**Task material**

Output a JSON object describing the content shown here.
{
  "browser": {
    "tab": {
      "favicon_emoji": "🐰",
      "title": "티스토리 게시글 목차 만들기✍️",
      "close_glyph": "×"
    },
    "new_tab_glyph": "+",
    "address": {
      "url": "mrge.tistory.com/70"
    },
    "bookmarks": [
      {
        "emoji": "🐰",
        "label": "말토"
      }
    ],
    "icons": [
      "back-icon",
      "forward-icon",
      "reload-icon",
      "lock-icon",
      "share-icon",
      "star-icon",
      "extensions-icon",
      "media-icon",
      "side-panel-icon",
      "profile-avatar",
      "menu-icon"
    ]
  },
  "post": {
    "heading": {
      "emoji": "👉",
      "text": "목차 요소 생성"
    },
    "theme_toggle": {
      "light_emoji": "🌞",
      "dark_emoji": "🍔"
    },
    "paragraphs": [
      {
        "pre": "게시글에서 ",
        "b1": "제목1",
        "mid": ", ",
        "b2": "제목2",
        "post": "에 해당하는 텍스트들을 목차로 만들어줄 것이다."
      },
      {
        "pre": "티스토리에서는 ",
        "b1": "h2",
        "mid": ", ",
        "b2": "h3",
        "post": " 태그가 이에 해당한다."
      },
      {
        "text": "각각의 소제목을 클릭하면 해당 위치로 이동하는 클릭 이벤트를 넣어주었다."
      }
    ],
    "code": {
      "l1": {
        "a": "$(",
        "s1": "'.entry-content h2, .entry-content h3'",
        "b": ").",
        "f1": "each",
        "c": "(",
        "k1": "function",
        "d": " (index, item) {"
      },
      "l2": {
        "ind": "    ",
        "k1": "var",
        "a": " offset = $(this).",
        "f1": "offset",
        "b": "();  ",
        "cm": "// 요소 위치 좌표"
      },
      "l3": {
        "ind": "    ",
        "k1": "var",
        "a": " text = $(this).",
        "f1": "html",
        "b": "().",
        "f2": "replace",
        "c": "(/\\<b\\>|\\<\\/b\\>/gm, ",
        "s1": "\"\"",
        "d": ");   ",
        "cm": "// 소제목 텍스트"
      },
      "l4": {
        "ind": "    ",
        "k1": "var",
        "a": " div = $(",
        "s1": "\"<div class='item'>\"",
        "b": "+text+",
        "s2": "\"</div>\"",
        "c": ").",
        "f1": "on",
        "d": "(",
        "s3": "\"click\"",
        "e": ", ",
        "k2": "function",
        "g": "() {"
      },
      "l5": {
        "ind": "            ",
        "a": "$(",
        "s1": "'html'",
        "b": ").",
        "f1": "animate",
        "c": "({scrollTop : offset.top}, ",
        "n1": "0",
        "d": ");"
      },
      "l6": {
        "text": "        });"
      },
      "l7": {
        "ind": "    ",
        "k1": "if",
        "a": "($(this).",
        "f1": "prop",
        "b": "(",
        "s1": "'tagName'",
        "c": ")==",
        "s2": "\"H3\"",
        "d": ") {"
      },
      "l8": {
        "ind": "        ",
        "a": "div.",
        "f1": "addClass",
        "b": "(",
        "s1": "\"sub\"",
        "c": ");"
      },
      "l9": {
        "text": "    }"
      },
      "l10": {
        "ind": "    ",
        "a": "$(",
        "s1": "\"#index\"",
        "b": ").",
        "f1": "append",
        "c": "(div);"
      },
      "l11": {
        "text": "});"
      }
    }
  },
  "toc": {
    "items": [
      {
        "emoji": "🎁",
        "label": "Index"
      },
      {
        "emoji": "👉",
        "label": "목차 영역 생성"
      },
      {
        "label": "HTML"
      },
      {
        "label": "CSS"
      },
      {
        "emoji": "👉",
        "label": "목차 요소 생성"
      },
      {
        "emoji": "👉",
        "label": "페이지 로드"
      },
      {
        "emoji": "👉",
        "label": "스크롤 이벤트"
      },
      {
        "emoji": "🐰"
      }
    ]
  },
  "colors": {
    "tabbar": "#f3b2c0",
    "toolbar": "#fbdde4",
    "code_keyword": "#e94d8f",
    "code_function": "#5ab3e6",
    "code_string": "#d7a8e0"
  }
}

**Written request**
Your task is to transcribe the material exactly.

**Response to this task**
Output a JSON object describing the content shown here.
{
  "browser": {
    "tab": {
      "favicon_emoji": "🐰",
      "title": "티스토리 게시글 목차 만들기✍️",
      "close_glyph": "×"
    },
    "new_tab_glyph": "+",
    "address": {
      "url": "mrge.tistory.com/70"
    },
    "bookmarks": [
      {
        "emoji": "🐰",
        "label": "말토"
      }
    ],
    "icons": [
      "back-icon",
      "forward-icon",
      "reload-icon",
      "lock-icon",
      "share-icon",
      "star-icon",
      "extensions-icon",
      "media-icon",
      "side-panel-icon",
      "profile-avatar",
      "menu-icon"
    ]
  },
  "post": {
    "heading": {
      "emoji": "👉",
      "text": "목차 요소 생성"
    },
    "theme_toggle": {
      "light_emoji": "🌞",
      "dark_emoji": "🍔"
    },
    "paragraphs": [
      {
        "pre": "게시글에서 ",
        "b1": "제목1",
        "mid": ", ",
        "b2": "제목2",
        "post": "에 해당하는 텍스트들을 목차로 만들어줄 것이다."
      },
      {
        "pre": "티스토리에서는 ",
        "b1": "h2",
        "mid": ", ",
        "b2": "h3",
        "post": " 태그가 이에 해당한다."
      },
      {
        "text": "각각의 소제목을 클릭하면 해당 위치로 이동하는 클릭 이벤트를 넣어주었다."
      }
    ],
    "code": {
      "l1": {
        "a": "$(",
        "s1": "'.entry-content h2, .entry-content h3'",
        "b": ").",
        "f1": "each",
        "c": "(",
        "k1": "function",
        "d": " (index, item) {"
      },
      "l2": {
        "ind": "    ",
        "k1": "var",
        "a": " offset = $(this).",
        "f1": "offset",
        "b": "();  ",
        "cm": "// 요소 위치 좌표"
      },
      "l3": {
        "ind": "    ",
        "k1": "var",
        "a": " text = $(this).",
        "f1": "html",
        "b": "().",
        "f2": "replace",
        "c": "(/\\<b\\>|\\<\\/b\\>/gm, ",
        "s1": "\"\"",
        "d": ");   ",
        "cm": "// 소제목 텍스트"
      },
      "l4": {
        "ind": "    ",
        "k1": "var",
        "a": " div = $(",
        "s1": "\"<div class='item'>\"",
        "b": "+text+",
        "s2": "\"</div>\"",
        "c": ").",
        "f1": "on",
        "d": "(",
        "s3": "\"click\"",
        "e": ", ",
        "k2": "function",
        "g": "() {"
      },
      "l5": {
        "ind": "            ",
        "a": "$(",
        "s1": "'html'",
        "b": ").",
        "f1": "animate",
        "c": "({scrollTop : offset.top}, ",
        "n1": "0",
        "d": ");"
      },
      "l6": {
        "text": "        });"
      },
      "l7": {
        "ind": "    ",
        "k1": "if",
        "a": "($(this).",
        "f1": "prop",
        "b": "(",
        "s1": "'tagName'",
        "c": ")==",
        "s2": "\"H3\"",
        "d": ") {"
      },
      "l8": {
        "ind": "        ",
        "a": "div.",
        "f1": "addClass",
        "b": "(",
        "s1": "\"sub\"",
        "c": ");"
      },
      "l9": {
        "text": "    }"
      },
      "l10": {
        "ind": "    ",
        "a": "$(",
        "s1": "\"#index\"",
        "b": ").",
        "f1": "append",
        "c": "(div);"
      },
      "l11": {
        "text": "});"
      }
    }
  },
  "toc": {
    "items": [
      {
        "emoji": "🎁",
        "label": "Index"
      },
      {
        "emoji": "👉",
        "label": "목차 영역 생성"
      },
      {
        "label": "HTML"
      },
      {
        "label": "CSS"
      },
      {
        "emoji": "👉",
        "label": "목차 요소 생성"
      },
      {
        "emoji": "👉",
        "label": "페이지 로드"
      },
      {
        "emoji": "👉",
        "label": "스크롤 이벤트"
      },
      {
        "emoji": "🐰"
      }
    ]
  },
  "colors": {
    "tabbar": "#f3b2c0",
    "toolbar": "#fbdde4",
    "code_keyword": "#e94d8f",
    "code_function": "#5ab3e6",
    "code_string": "#d7a8e0"
  }
}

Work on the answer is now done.